→ Texto:
######
Llegó el verano y con él el uso más frecuente del aire acondicionado en las casas, oficinas y locales. Las consecuencias que pueden provocar el uso excesivo del aire o bien los cambios bruscos de temperatura son varias y para evitar irritaciones, infecciones y demás, la Asociación Argentina de Medicina Respiratoria realizó una serie de recomendaciones.
Más allá de los aparatos, resulta de suma importancia tener en cuenta que la falta de ventilación en lugares cerrados, sumada a la deficiente limpieza de los filtros de los aires acondicionados, conlleva a la acumulación de partículas alergénicas.
Consejos para el uso consciente del aire acondicionado
Los roles de la vía aérea superior y la nariz son fundamentales a la hora de calentar, filtrar y humidificar el aire que inhala la persona, justamente lo contrario a lo que sucede con el ambiente acondicionado por un aparato, donde el aire se enfría y pierde humedad. El abuso expone al cuerpo a mayor susceptibilidad para desencadenar irritación orofaríngea (dolor de garganta), rinitis, tos, broncoespasmo, sequedad de mucosas e infecciones.
######
→ Registros del conjunto:

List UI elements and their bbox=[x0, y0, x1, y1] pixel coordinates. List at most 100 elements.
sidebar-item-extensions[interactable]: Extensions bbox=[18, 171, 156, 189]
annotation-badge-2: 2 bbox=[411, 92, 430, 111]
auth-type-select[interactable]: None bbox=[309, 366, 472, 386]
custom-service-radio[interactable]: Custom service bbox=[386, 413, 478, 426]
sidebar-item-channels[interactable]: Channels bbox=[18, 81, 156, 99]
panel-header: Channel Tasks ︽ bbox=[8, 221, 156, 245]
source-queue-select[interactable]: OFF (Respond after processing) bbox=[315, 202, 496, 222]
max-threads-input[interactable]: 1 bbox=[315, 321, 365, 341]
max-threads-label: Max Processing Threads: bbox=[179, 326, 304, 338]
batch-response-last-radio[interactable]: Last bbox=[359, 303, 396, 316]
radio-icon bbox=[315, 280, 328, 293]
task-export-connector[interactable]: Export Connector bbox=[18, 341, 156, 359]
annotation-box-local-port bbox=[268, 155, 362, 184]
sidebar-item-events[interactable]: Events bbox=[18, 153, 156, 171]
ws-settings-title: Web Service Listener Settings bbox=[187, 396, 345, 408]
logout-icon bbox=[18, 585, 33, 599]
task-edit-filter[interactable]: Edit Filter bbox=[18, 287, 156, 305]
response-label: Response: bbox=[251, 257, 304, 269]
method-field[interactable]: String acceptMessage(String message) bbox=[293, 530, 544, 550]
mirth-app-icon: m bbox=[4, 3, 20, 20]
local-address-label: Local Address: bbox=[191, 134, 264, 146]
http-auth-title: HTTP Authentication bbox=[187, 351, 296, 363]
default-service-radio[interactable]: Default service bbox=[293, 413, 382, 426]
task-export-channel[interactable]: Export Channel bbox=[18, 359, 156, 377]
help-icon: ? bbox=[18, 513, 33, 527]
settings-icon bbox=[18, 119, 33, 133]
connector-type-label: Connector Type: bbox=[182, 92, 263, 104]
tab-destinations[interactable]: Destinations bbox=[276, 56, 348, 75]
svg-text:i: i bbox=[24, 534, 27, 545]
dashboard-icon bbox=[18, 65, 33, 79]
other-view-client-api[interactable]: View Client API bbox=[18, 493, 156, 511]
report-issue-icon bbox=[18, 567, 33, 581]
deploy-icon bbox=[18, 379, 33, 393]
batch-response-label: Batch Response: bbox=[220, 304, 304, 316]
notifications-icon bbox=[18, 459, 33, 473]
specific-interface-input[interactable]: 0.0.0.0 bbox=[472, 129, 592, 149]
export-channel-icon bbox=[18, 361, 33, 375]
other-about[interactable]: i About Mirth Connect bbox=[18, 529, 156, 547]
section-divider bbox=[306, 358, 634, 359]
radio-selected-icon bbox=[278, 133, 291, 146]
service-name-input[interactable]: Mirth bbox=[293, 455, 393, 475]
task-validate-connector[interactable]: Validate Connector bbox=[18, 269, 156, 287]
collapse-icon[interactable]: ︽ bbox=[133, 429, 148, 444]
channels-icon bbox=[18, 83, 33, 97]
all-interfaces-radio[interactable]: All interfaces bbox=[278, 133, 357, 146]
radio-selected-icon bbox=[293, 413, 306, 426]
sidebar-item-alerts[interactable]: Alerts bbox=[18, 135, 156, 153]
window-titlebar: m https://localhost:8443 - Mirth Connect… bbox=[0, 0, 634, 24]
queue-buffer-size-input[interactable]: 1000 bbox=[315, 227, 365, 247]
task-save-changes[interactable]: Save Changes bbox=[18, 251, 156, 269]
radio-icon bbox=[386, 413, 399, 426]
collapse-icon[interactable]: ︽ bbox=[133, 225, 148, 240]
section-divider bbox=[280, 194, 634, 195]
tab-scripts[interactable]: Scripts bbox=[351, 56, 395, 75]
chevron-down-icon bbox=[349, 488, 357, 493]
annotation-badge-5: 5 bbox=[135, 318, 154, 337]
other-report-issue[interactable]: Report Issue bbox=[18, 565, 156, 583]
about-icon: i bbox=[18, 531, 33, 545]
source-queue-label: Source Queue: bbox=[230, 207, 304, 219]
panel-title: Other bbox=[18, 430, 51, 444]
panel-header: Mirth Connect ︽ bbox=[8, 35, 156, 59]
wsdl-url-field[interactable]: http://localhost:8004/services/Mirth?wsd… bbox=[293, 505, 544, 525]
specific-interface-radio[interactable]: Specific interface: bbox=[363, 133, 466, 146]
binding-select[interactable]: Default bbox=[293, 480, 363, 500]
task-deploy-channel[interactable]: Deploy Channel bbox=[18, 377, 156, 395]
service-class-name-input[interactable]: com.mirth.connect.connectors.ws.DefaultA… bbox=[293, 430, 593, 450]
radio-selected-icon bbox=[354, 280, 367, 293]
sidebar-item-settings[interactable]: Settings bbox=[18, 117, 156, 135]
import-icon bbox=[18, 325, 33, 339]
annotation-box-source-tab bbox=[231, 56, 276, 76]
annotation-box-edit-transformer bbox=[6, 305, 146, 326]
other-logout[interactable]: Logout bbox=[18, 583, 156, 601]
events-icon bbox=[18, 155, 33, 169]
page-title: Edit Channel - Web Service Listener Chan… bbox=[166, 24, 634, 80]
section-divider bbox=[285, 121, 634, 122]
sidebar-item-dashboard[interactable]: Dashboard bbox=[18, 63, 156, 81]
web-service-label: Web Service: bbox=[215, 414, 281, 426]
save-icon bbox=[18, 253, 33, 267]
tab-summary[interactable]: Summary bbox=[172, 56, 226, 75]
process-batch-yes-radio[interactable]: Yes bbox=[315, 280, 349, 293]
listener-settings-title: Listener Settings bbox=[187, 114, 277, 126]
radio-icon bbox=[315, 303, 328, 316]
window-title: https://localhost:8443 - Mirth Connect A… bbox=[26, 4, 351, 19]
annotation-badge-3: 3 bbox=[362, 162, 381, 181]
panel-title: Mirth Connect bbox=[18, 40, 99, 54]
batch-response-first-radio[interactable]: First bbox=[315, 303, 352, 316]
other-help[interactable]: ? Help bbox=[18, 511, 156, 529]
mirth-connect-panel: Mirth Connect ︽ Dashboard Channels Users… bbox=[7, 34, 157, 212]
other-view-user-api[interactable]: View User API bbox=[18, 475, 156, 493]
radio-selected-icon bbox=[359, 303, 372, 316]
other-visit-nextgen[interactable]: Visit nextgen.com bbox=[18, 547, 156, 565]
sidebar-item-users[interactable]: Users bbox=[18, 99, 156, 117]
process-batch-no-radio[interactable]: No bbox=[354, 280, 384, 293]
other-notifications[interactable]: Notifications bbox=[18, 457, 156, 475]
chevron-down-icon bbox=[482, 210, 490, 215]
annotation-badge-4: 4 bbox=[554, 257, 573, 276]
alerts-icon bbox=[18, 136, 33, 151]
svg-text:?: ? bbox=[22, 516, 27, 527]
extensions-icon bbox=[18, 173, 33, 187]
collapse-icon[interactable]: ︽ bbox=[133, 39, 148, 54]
######
→ Tarea:
Por favor, copia del texto sobre el aire acondicionado todo lo que va desde "Consejos para el" hasta "mucosas e infecciones.", cambiando "nariz" por "boca".

→ Respuesta:
Consejos para el uso consciente del aire acondicionado
Los roles de la vía aérea superior y la boca son fundamentales a la hora de calentar, filtrar y humidificar el aire que inhala la persona, justamente lo contrario a lo que sucede con el ambiente acondicionado por un aparato, donde el aire se enfría y pierde humedad. El abuso expone al cuerpo a mayor susceptibilidad para desencadenar irritación orofaríngea (dolor de garganta), rinitis, tos, broncoespasmo, sequedad de mucosas e infecciones.